§ PROMPT: Copy the data exactly; pictures stay out of the copy.

§ MATERIAL FOR THIS EXERCISE:
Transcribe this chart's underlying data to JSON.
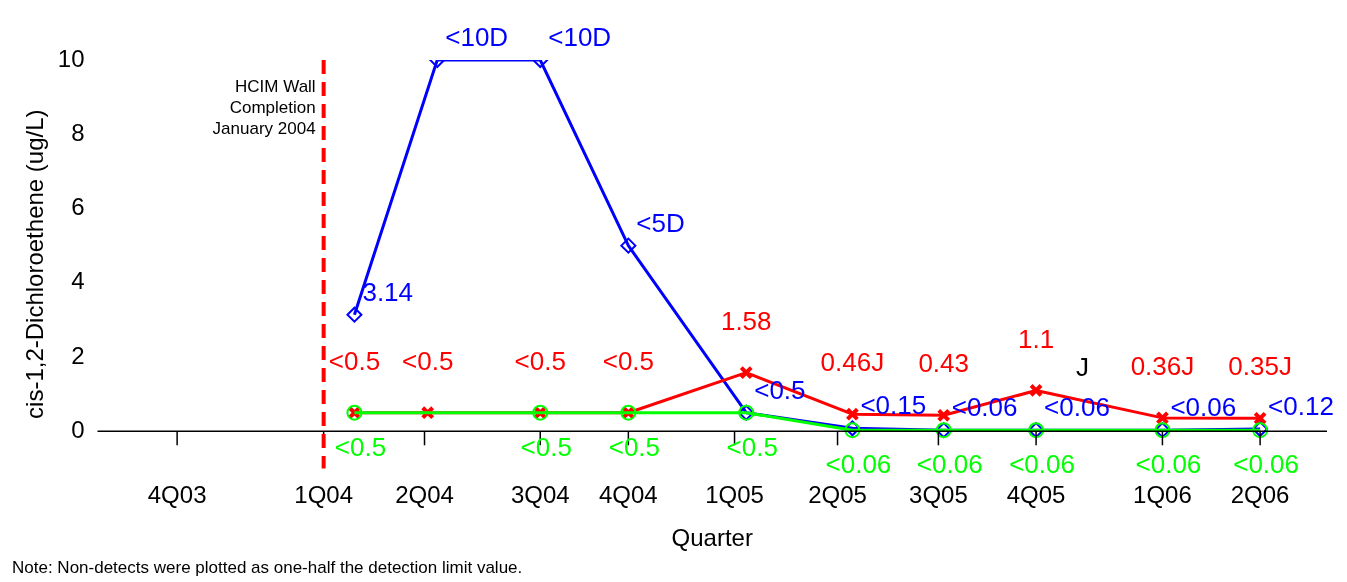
{
  "chart_data": {
    "type": "line",
    "xlabel": "Quarter",
    "ylabel": "cis-1,2-Dichloroethene (ug/L)",
    "xlim": [
      "2003-06-16",
      "2006-08-17"
    ],
    "xticks": [
      {
        "value": "2003-08-30",
        "label": "4Q03"
      },
      {
        "value": "2004-01-15",
        "label": "1Q04"
      },
      {
        "value": "2004-04-19",
        "label": "2Q04"
      },
      {
        "value": "2004-08-06",
        "label": "3Q04"
      },
      {
        "value": "2004-10-28",
        "label": "4Q04"
      },
      {
        "value": "2005-02-05",
        "label": "1Q05"
      },
      {
        "value": "2005-05-13",
        "label": "2Q05"
      },
      {
        "value": "2005-08-16",
        "label": "3Q05"
      },
      {
        "value": "2005-11-16",
        "label": "4Q05"
      },
      {
        "value": "2006-03-15",
        "label": "1Q06"
      },
      {
        "value": "2006-06-15",
        "label": "2Q06"
      }
    ],
    "ylim": [
      -1,
      10
    ],
    "yticks": [
      0,
      2,
      4,
      6,
      8,
      10
    ],
    "grid": false,
    "legend": false,
    "series": [
      {
        "color": "#0000ff",
        "marker": "diamond",
        "x": [
          "2004-02-13",
          "2004-05-01",
          "2004-08-06",
          "2004-10-28",
          "2005-02-16",
          "2005-05-27",
          "2005-08-21",
          "2005-11-16",
          "2006-03-15",
          "2006-06-15"
        ],
        "values": [
          3.14,
          10,
          10,
          5,
          0.5,
          0.08,
          0.03,
          0.03,
          0.03,
          0.06
        ],
        "value_labels": [
          "3.14",
          "<10D",
          "<10D",
          "<5D",
          "<0.5",
          "<0.15",
          "<0.06",
          "<0.06",
          "<0.06",
          "<0.12"
        ]
      },
      {
        "color": "#ff0000",
        "marker": "cross",
        "x": [
          "2004-02-13",
          "2004-04-22",
          "2004-08-06",
          "2004-10-28",
          "2005-02-16",
          "2005-05-27",
          "2005-08-21",
          "2005-11-16",
          "2006-03-15",
          "2006-06-15"
        ],
        "values": [
          0.5,
          0.5,
          0.5,
          0.5,
          1.58,
          0.46,
          0.43,
          1.1,
          0.36,
          0.35
        ],
        "value_labels": [
          "<0.5",
          "<0.5",
          "<0.5",
          "<0.5",
          "1.58",
          "0.46J",
          "0.43",
          "1.1",
          "0.36J",
          "0.35J"
        ]
      },
      {
        "color": "#00ff00",
        "marker": "circle",
        "x": [
          "2004-02-13",
          "2004-08-06",
          "2004-10-28",
          "2005-02-16",
          "2005-05-27",
          "2005-08-21",
          "2005-11-16",
          "2006-03-15",
          "2006-06-15"
        ],
        "values": [
          0.5,
          0.5,
          0.5,
          0.5,
          0.03,
          0.03,
          0.03,
          0.03,
          0.03
        ],
        "value_labels": [
          "<0.5",
          "<0.5",
          "<0.5",
          "<0.5",
          "<0.06",
          "<0.06",
          "<0.06",
          "<0.06",
          "<0.06"
        ]
      }
    ],
    "ref_lines": [
      {
        "axis": "x",
        "value": "2004-01-15",
        "label": "HCIM Wall\nCompletion\nJanuary 2004",
        "color": "#ff0000",
        "line_style": "dashed"
      }
    ],
    "annotations": [
      {
        "text": "J",
        "x": "2005-11-16",
        "y": 1.1
      },
      "Note: Non-detects were plotted as one-half the detection limit value."
    ]
  }
}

§ THE ANSWER:
Transcribe this chart's underlying data to JSON.
{
  "chart_data": {
    "type": "line",
    "xlabel": "Quarter",
    "ylabel": "cis-1,2-Dichloroethene (ug/L)",
    "xlim": [
      "2003-06-16",
      "2006-08-17"
    ],
    "xticks": [
      {
        "value": "2003-08-30",
        "label": "4Q03"
      },
      {
        "value": "2004-01-15",
        "label": "1Q04"
      },
      {
        "value": "2004-04-19",
        "label": "2Q04"
      },
      {
        "value": "2004-08-06",
        "label": "3Q04"
      },
      {
        "value": "2004-10-28",
        "label": "4Q04"
      },
      {
        "value": "2005-02-05",
        "label": "1Q05"
      },
      {
        "value": "2005-05-13",
        "label": "2Q05"
      },
      {
        "value": "2005-08-16",
        "label": "3Q05"
      },
      {
        "value": "2005-11-16",
        "label": "4Q05"
      },
      {
        "value": "2006-03-15",
        "label": "1Q06"
      },
      {
        "value": "2006-06-15",
        "label": "2Q06"
      }
    ],
    "ylim": [
      -1,
      10
    ],
    "yticks": [
      0,
      2,
      4,
      6,
      8,
      10
    ],
    "grid": false,
    "legend": false,
    "series": [
      {
        "color": "#0000ff",
        "marker": "diamond",
        "x": [
          "2004-02-13",
          "2004-05-01",
          "2004-08-06",
          "2004-10-28",
          "2005-02-16",
          "2005-05-27",
          "2005-08-21",
          "2005-11-16",
          "2006-03-15",
          "2006-06-15"
        ],
        "values": [
          3.14,
          10,
          10,
          5,
          0.5,
          0.08,
          0.03,
          0.03,
          0.03,
          0.06
        ],
        "value_labels": [
          "3.14",
          "<10D",
          "<10D",
          "<5D",
          "<0.5",
          "<0.15",
          "<0.06",
          "<0.06",
          "<0.06",
          "<0.12"
        ]
      },
      {
        "color": "#ff0000",
        "marker": "cross",
        "x": [
          "2004-02-13",
          "2004-04-22",
          "2004-08-06",
          "2004-10-28",
          "2005-02-16",
          "2005-05-27",
          "2005-08-21",
          "2005-11-16",
          "2006-03-15",
          "2006-06-15"
        ],
        "values": [
          0.5,
          0.5,
          0.5,
          0.5,
          1.58,
          0.46,
          0.43,
          1.1,
          0.36,
          0.35
        ],
        "value_labels": [
          "<0.5",
          "<0.5",
          "<0.5",
          "<0.5",
          "1.58",
          "0.46J",
          "0.43",
          "1.1",
          "0.36J",
          "0.35J"
        ]
      },
      {
        "color": "#00ff00",
        "marker": "circle",
        "x": [
          "2004-02-13",
          "2004-08-06",
          "2004-10-28",
          "2005-02-16",
          "2005-05-27",
          "2005-08-21",
          "2005-11-16",
          "2006-03-15",
          "2006-06-15"
        ],
        "values": [
          0.5,
          0.5,
          0.5,
          0.5,
          0.03,
          0.03,
          0.03,
          0.03,
          0.03
        ],
        "value_labels": [
          "<0.5",
          "<0.5",
          "<0.5",
          "<0.5",
          "<0.06",
          "<0.06",
          "<0.06",
          "<0.06",
          "<0.06"
        ]
      }
    ],
    "ref_lines": [
      {
        "axis": "x",
        "value": "2004-01-15",
        "label": "HCIM Wall\nCompletion\nJanuary 2004",
        "color": "#ff0000",
        "line_style": "dashed"
      }
    ],
    "annotations": [
      {
        "text": "J",
        "x": "2005-11-16",
        "y": 1.1
      },
      "Note: Non-detects were plotted as one-half the detection limit value."
    ]
  }
}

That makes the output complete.